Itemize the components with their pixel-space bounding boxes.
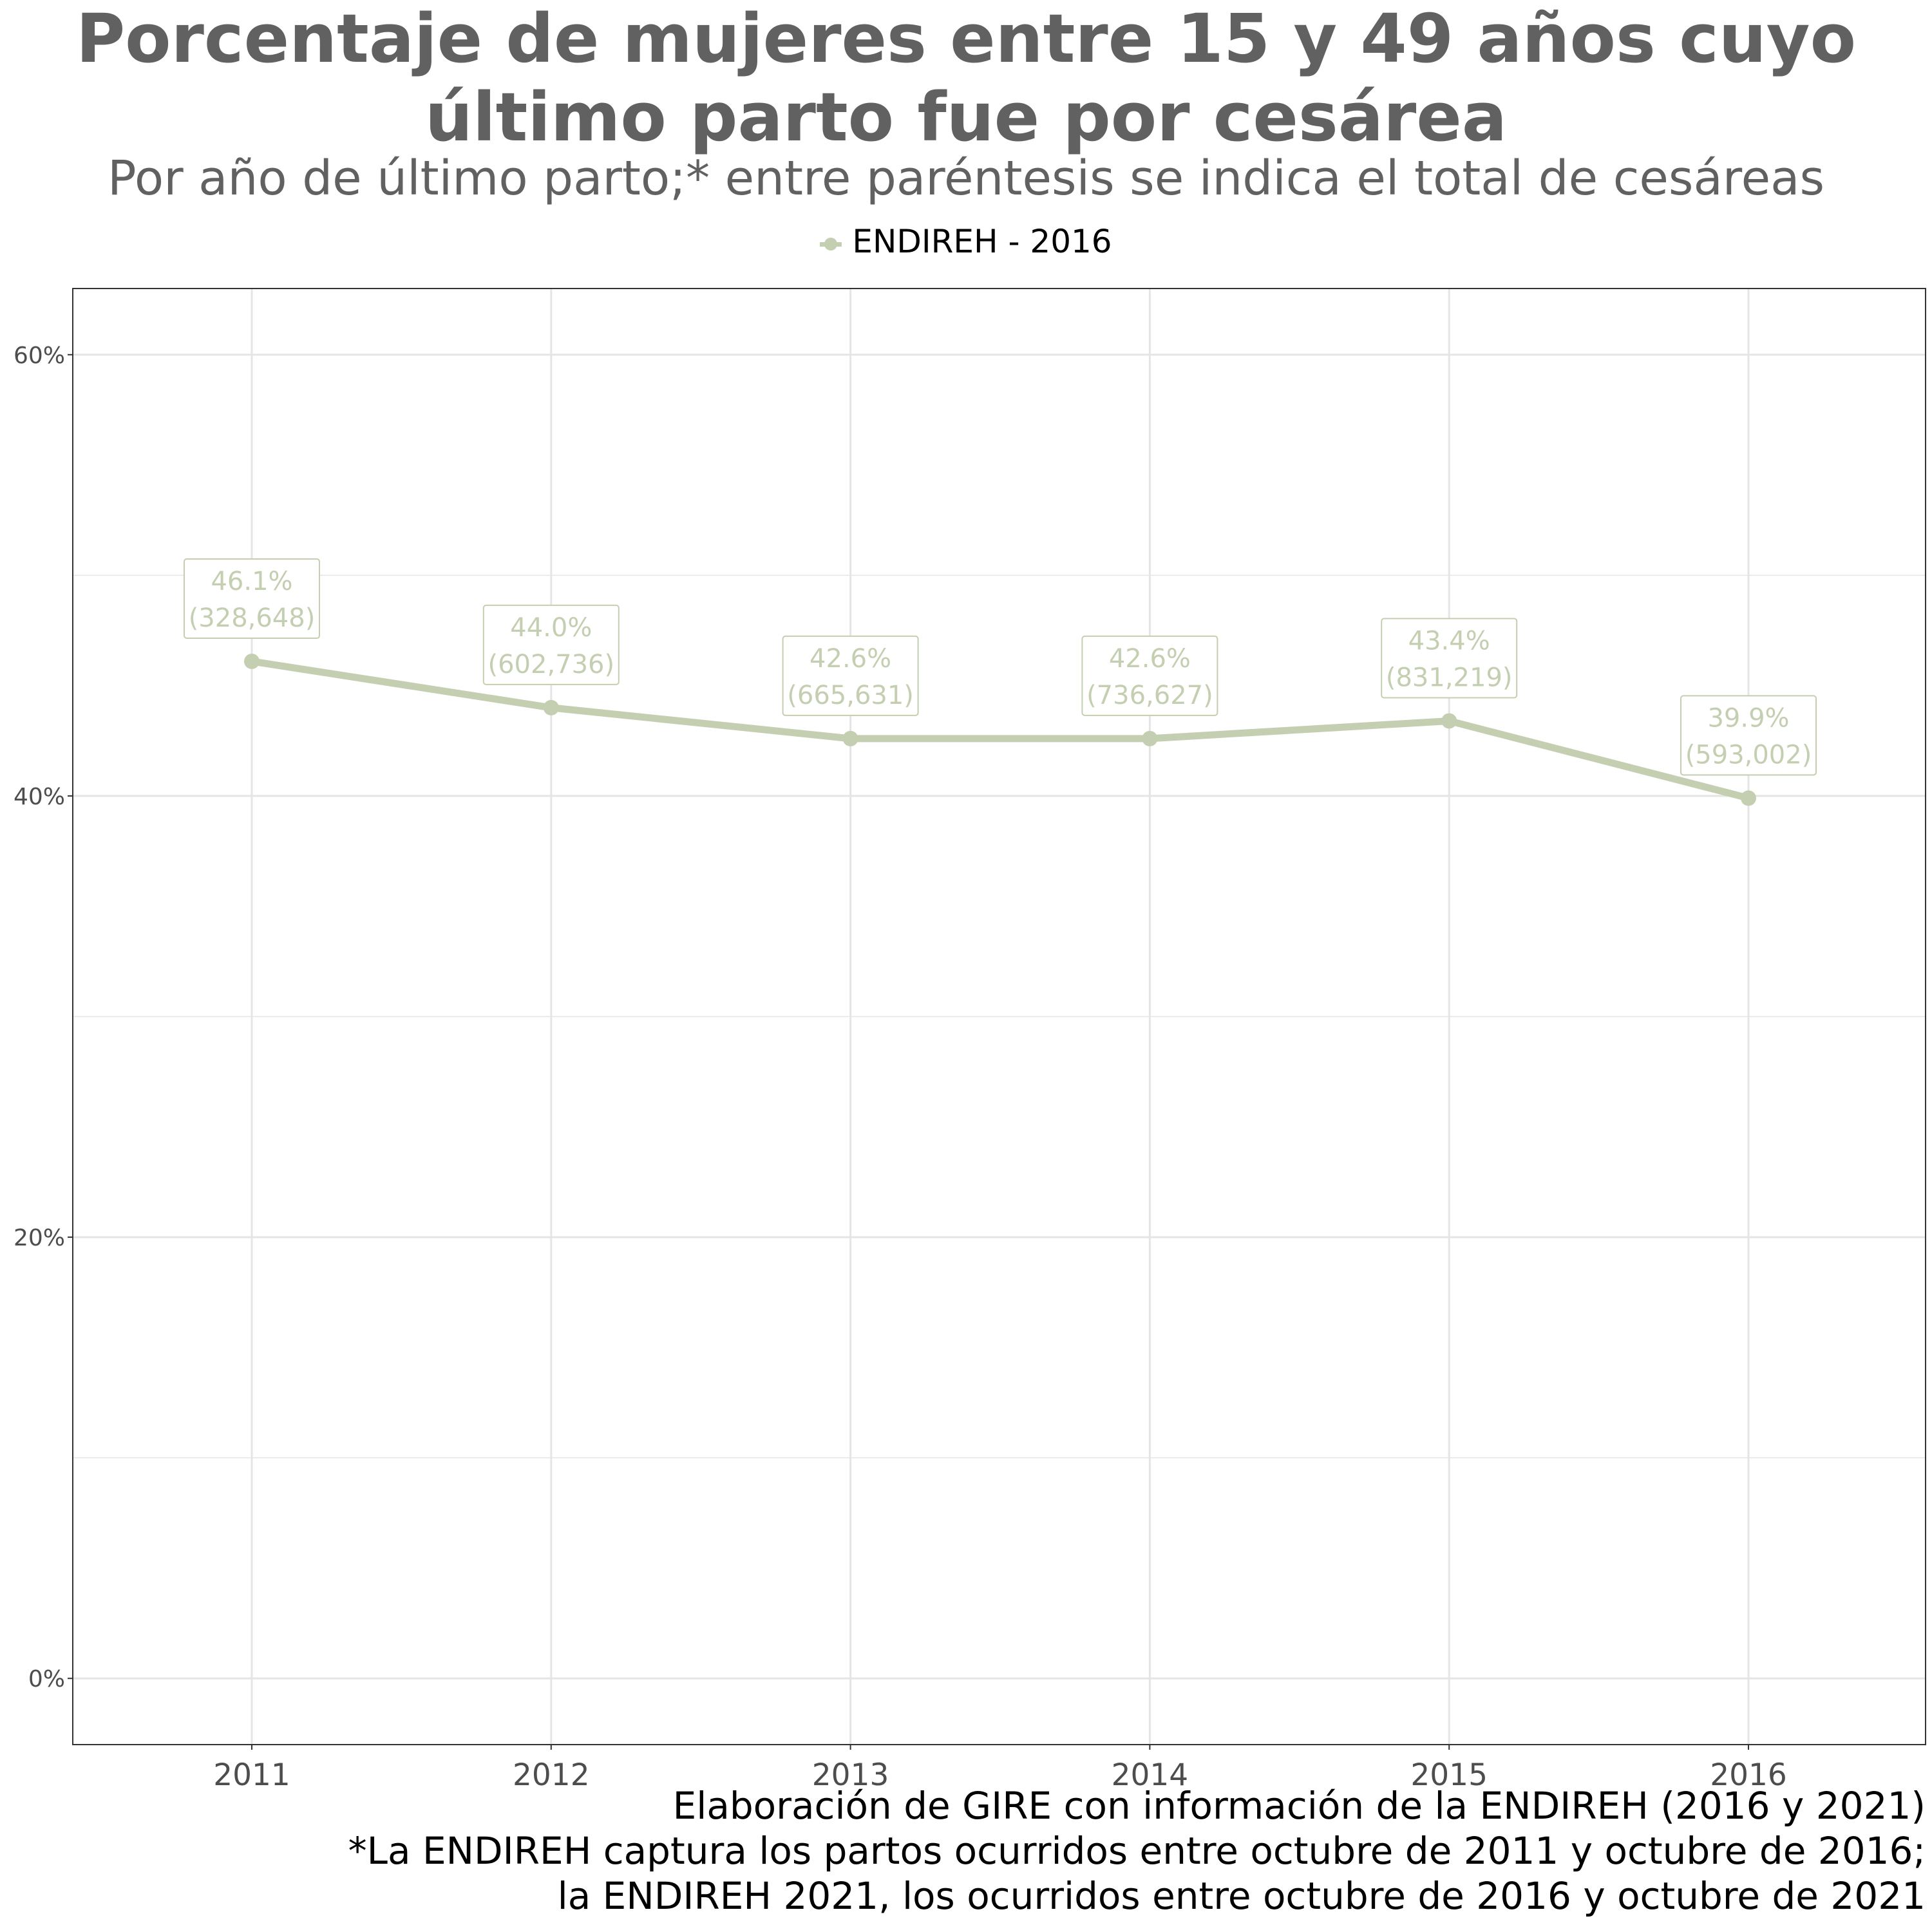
data-label-percent: 42.6% [1109, 644, 1191, 674]
data-label-percent: 46.1% [211, 567, 292, 596]
x-tick-label: 2012 [513, 1757, 590, 1793]
chart-subtitle: Por año de último parto;* entre paréntes… [107, 151, 1825, 206]
data-label-count: (328,648) [189, 603, 316, 633]
data-label-percent: 42.6% [810, 644, 891, 674]
x-tick-label: 2013 [812, 1757, 889, 1793]
caption-note-1: *La ENDIREH captura los partos ocurridos… [348, 1829, 1926, 1873]
plot-panel-border [72, 288, 1926, 1745]
data-label-box [1381, 618, 1518, 699]
chart-title-line-2: último parto fue por cesárea [424, 78, 1508, 156]
data-point [543, 699, 559, 715]
chart-title-line-1: Porcentaje de mujeres entre 15 y 49 años… [75, 0, 1857, 78]
x-tick-label: 2016 [1710, 1757, 1787, 1793]
data-label-box [1081, 635, 1218, 716]
legend-label: ENDIREH - 2016 [852, 223, 1112, 260]
data-point [1741, 790, 1756, 806]
data-label-count: (602,736) [488, 650, 614, 679]
y-tick-label: 40% [14, 784, 65, 810]
caption-note-2: la ENDIREH 2021, los ocurridos entre oct… [557, 1874, 1926, 1918]
y-tick-label: 20% [14, 1225, 65, 1251]
data-label-layer: 46.1% (328,648) 44.0% (602,736) 42.6% (665,63… [184, 558, 1817, 776]
axis-layer: 0% 20% 40% 60% 2011 2012 2013 2014 2015 2016 [14, 343, 1787, 1793]
data-point [1441, 713, 1457, 729]
grid-layer [73, 289, 1926, 1745]
data-label-percent: 39.9% [1707, 703, 1789, 733]
legend: ENDIREH - 2016 [0, 225, 1932, 258]
data-label-count: (736,627) [1086, 681, 1213, 710]
data-label-count: (831,219) [1386, 663, 1513, 692]
data-label-box [782, 635, 919, 716]
x-tick-label: 2015 [1410, 1757, 1488, 1793]
x-tick-label: 2014 [1112, 1757, 1189, 1793]
caption-source: Elaboración de GIRE con información de l… [672, 1784, 1926, 1828]
y-tick-label: 0% [28, 1666, 65, 1692]
data-label-box [1680, 695, 1817, 776]
x-tick-label: 2011 [213, 1757, 290, 1793]
data-label-box [482, 604, 620, 685]
data-label-count: (665,631) [787, 681, 914, 710]
data-label-count: (593,002) [1685, 740, 1812, 770]
data-point [1142, 730, 1158, 746]
legend-key-icon [820, 234, 842, 254]
data-label-percent: 44.0% [510, 613, 592, 643]
series-line [248, 658, 1752, 802]
y-tick-label: 60% [14, 343, 65, 369]
data-label-percent: 43.4% [1408, 626, 1490, 656]
data-point [842, 730, 858, 746]
data-point [244, 653, 260, 669]
series-layer [244, 653, 1756, 806]
data-label-box [184, 558, 320, 639]
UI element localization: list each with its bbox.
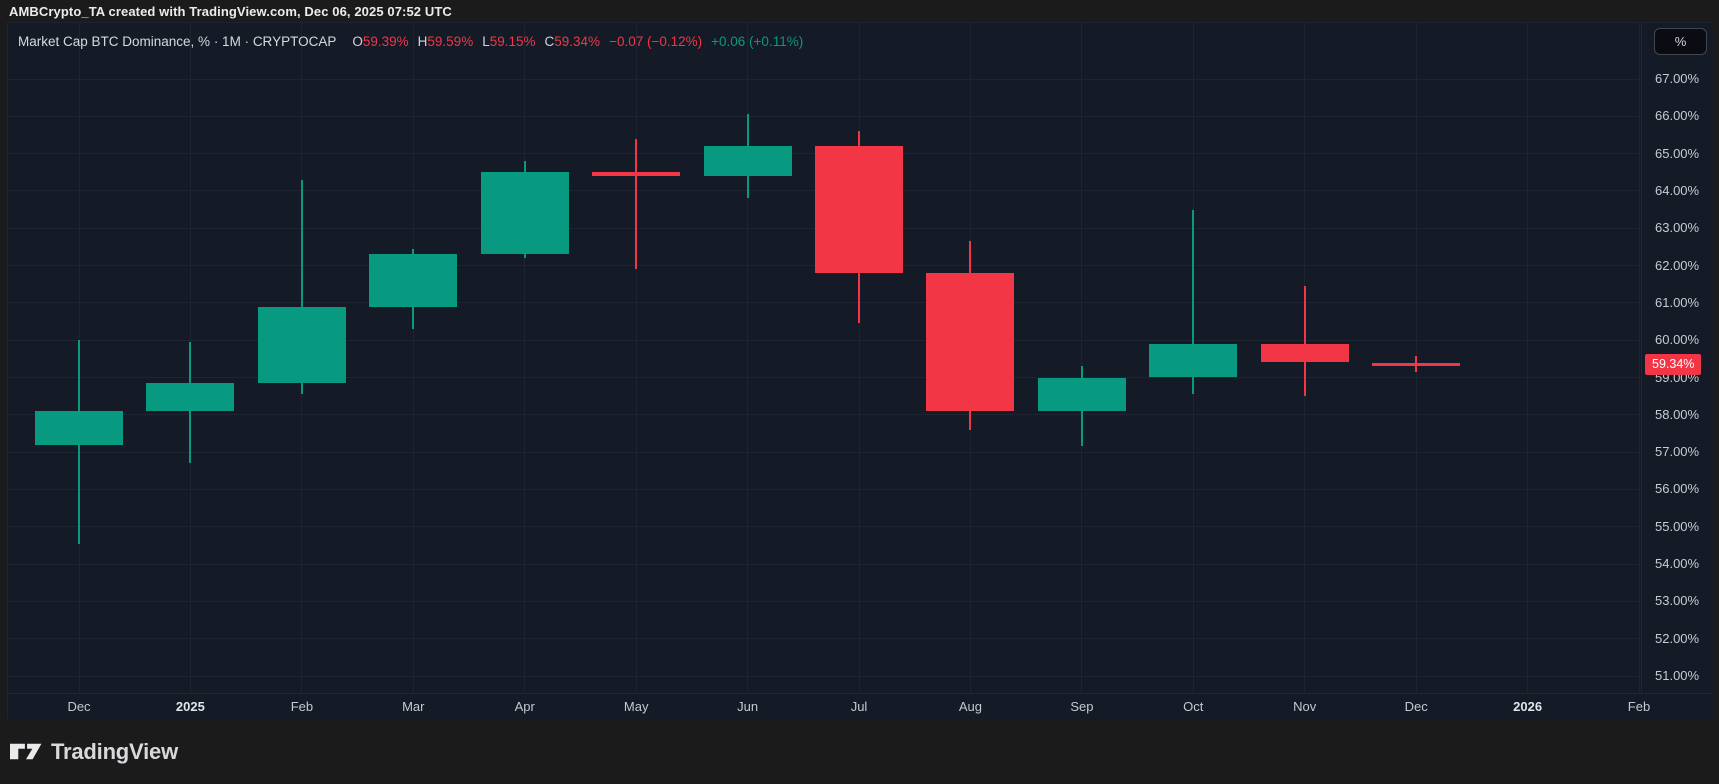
######
* Goal
Copy every line of the data above verbatim, leaving out the pictures.

* Result below
Itemize the components with their pixel-space bounding boxes.
data-label-percent: 42.6% [1109, 644, 1191, 674]
data-label-percent: 46.1% [211, 567, 292, 596]
x-tick-label: 2012 [513, 1757, 590, 1793]
chart-subtitle: Por año de último parto;* entre paréntes… [107, 151, 1825, 206]
data-label-count: (328,648) [189, 603, 316, 633]
data-label-percent: 42.6% [810, 644, 891, 674]
x-tick-label: 2013 [812, 1757, 889, 1793]
caption-note-1: *La ENDIREH captura los partos ocurridos… [348, 1829, 1926, 1873]
plot-panel-border [72, 288, 1926, 1745]
data-label-box [1381, 618, 1518, 699]
chart-title-line-2: último parto fue por cesárea [424, 78, 1508, 156]
data-point [543, 699, 559, 715]
chart-title-line-1: Porcentaje de mujeres entre 15 y 49 años… [75, 0, 1857, 78]
x-tick-label: 2016 [1710, 1757, 1787, 1793]
data-label-box [1081, 635, 1218, 716]
legend-label: ENDIREH - 2016 [852, 223, 1112, 260]
data-point [1741, 790, 1756, 806]
data-label-count: (602,736) [488, 650, 614, 679]
y-tick-label: 40% [14, 784, 65, 810]
caption-note-2: la ENDIREH 2021, los ocurridos entre oct… [557, 1874, 1926, 1918]
y-tick-label: 20% [14, 1225, 65, 1251]
data-label-layer: 46.1% (328,648) 44.0% (602,736) 42.6% (665,63… [184, 558, 1817, 776]
axis-layer: 0% 20% 40% 60% 2011 2012 2013 2014 2015 2016 [14, 343, 1787, 1793]
data-point [1441, 713, 1457, 729]
grid-layer [73, 289, 1926, 1745]
data-label-percent: 39.9% [1707, 703, 1789, 733]
legend: ENDIREH - 2016 [0, 225, 1932, 258]
data-label-count: (736,627) [1086, 681, 1213, 710]
data-label-count: (831,219) [1386, 663, 1513, 692]
data-label-box [782, 635, 919, 716]
x-tick-label: 2015 [1410, 1757, 1488, 1793]
x-tick-label: 2014 [1112, 1757, 1189, 1793]
caption-source: Elaboración de GIRE con información de l… [672, 1784, 1926, 1828]
y-tick-label: 0% [28, 1666, 65, 1692]
data-label-box [1680, 695, 1817, 776]
x-tick-label: 2011 [213, 1757, 290, 1793]
data-label-box [482, 604, 620, 685]
data-label-count: (665,631) [787, 681, 914, 710]
data-label-count: (593,002) [1685, 740, 1812, 770]
data-point [1142, 730, 1158, 746]
legend-key-icon [820, 234, 842, 254]
data-label-percent: 44.0% [510, 613, 592, 643]
series-line [248, 658, 1752, 802]
y-tick-label: 60% [14, 343, 65, 369]
data-label-percent: 43.4% [1408, 626, 1490, 656]
data-point [842, 730, 858, 746]
data-point [244, 653, 260, 669]
series-layer [244, 653, 1756, 806]
data-label-box [184, 558, 320, 639]
UI element localization: list each with its bbox.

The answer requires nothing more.